Collected data:
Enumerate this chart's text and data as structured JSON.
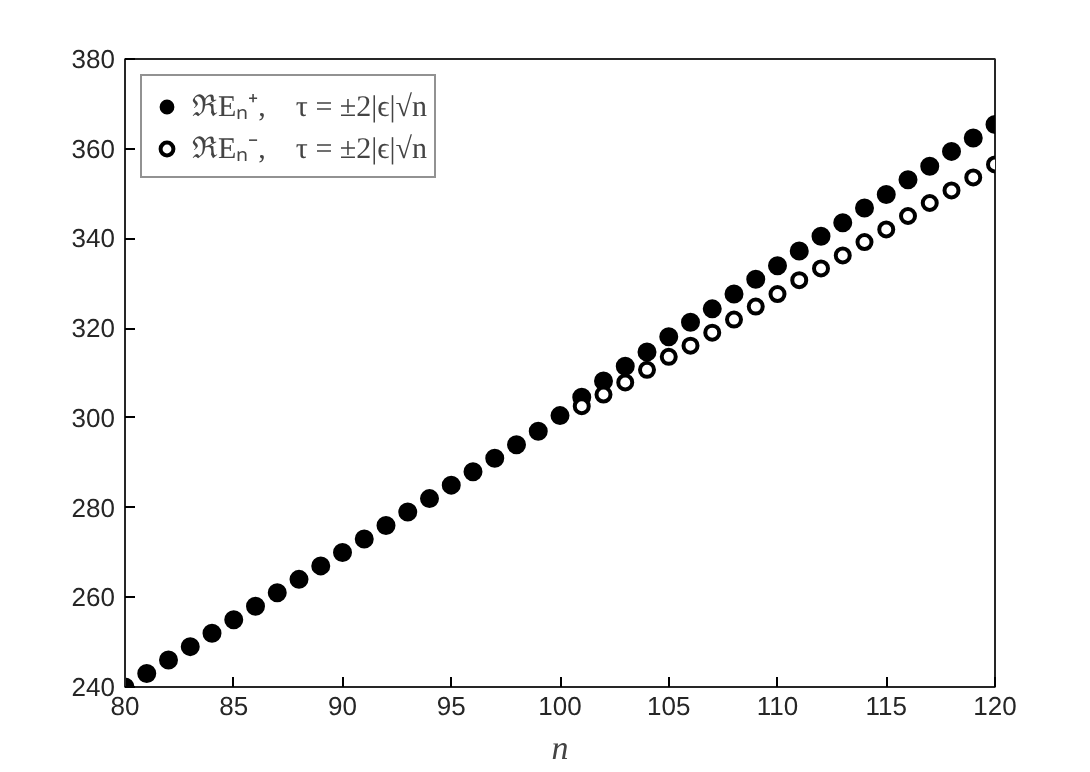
{
  "chart_data": {
    "type": "scatter",
    "xlabel": "n",
    "x": [
      80,
      81,
      82,
      83,
      84,
      85,
      86,
      87,
      88,
      89,
      90,
      91,
      92,
      93,
      94,
      95,
      96,
      97,
      98,
      99,
      100,
      101,
      102,
      103,
      104,
      105,
      106,
      107,
      108,
      109,
      110,
      111,
      112,
      113,
      114,
      115,
      116,
      117,
      118,
      119,
      120
    ],
    "series": [
      {
        "name": "ℜEₙ⁺,    τ = ±2|ϵ|√n",
        "color": "#000000",
        "marker": "circle",
        "values": [
          240,
          243,
          246,
          249,
          252,
          255,
          258,
          261,
          264,
          267,
          270,
          273,
          276,
          279,
          282,
          285,
          288,
          291,
          294,
          297,
          300.5,
          304.6,
          308.2,
          311.5,
          314.7,
          318.1,
          321.3,
          324.3,
          327.6,
          330.9,
          333.9,
          337.2,
          340.5,
          343.5,
          346.8,
          349.8,
          353.1,
          356.1,
          359.4,
          362.4,
          365.4
        ]
      },
      {
        "name": "ℜEₙ⁻,    τ = ±2|ϵ|√n",
        "color": "#000000",
        "marker": "open_circle",
        "values": [
          null,
          null,
          null,
          null,
          null,
          null,
          null,
          null,
          null,
          null,
          null,
          null,
          null,
          null,
          null,
          null,
          null,
          null,
          null,
          null,
          null,
          302.6,
          305.2,
          307.9,
          310.7,
          313.6,
          316.1,
          319.0,
          321.9,
          324.8,
          327.6,
          330.7,
          333.3,
          336.2,
          339.2,
          342.0,
          345.0,
          347.9,
          350.7,
          353.6,
          356.5
        ]
      }
    ],
    "xlim": [
      80,
      120
    ],
    "xticks": [
      80,
      85,
      90,
      95,
      100,
      105,
      110,
      115,
      120
    ],
    "ylim": [
      240,
      380
    ],
    "yticks": [
      240,
      260,
      280,
      300,
      320,
      340,
      360,
      380
    ],
    "grid": false,
    "legend": "top left"
  }
}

→ WHAT TO PRODUCE
Copy each line in full and exactly, omitting any picture.

→ RESULT
Enumerate this chart's text and data as structured JSON.
{
  "chart_data": {
    "type": "scatter",
    "xlabel": "n",
    "x": [
      80,
      81,
      82,
      83,
      84,
      85,
      86,
      87,
      88,
      89,
      90,
      91,
      92,
      93,
      94,
      95,
      96,
      97,
      98,
      99,
      100,
      101,
      102,
      103,
      104,
      105,
      106,
      107,
      108,
      109,
      110,
      111,
      112,
      113,
      114,
      115,
      116,
      117,
      118,
      119,
      120
    ],
    "series": [
      {
        "name": "ℜEₙ⁺,    τ = ±2|ϵ|√n",
        "color": "#000000",
        "marker": "circle",
        "values": [
          240,
          243,
          246,
          249,
          252,
          255,
          258,
          261,
          264,
          267,
          270,
          273,
          276,
          279,
          282,
          285,
          288,
          291,
          294,
          297,
          300.5,
          304.6,
          308.2,
          311.5,
          314.7,
          318.1,
          321.3,
          324.3,
          327.6,
          330.9,
          333.9,
          337.2,
          340.5,
          343.5,
          346.8,
          349.8,
          353.1,
          356.1,
          359.4,
          362.4,
          365.4
        ]
      },
      {
        "name": "ℜEₙ⁻,    τ = ±2|ϵ|√n",
        "color": "#000000",
        "marker": "open_circle",
        "values": [
          null,
          null,
          null,
          null,
          null,
          null,
          null,
          null,
          null,
          null,
          null,
          null,
          null,
          null,
          null,
          null,
          null,
          null,
          null,
          null,
          null,
          302.6,
          305.2,
          307.9,
          310.7,
          313.6,
          316.1,
          319.0,
          321.9,
          324.8,
          327.6,
          330.7,
          333.3,
          336.2,
          339.2,
          342.0,
          345.0,
          347.9,
          350.7,
          353.6,
          356.5
        ]
      }
    ],
    "xlim": [
      80,
      120
    ],
    "xticks": [
      80,
      85,
      90,
      95,
      100,
      105,
      110,
      115,
      120
    ],
    "ylim": [
      240,
      380
    ],
    "yticks": [
      240,
      260,
      280,
      300,
      320,
      340,
      360,
      380
    ],
    "grid": false,
    "legend": "top left"
  }
}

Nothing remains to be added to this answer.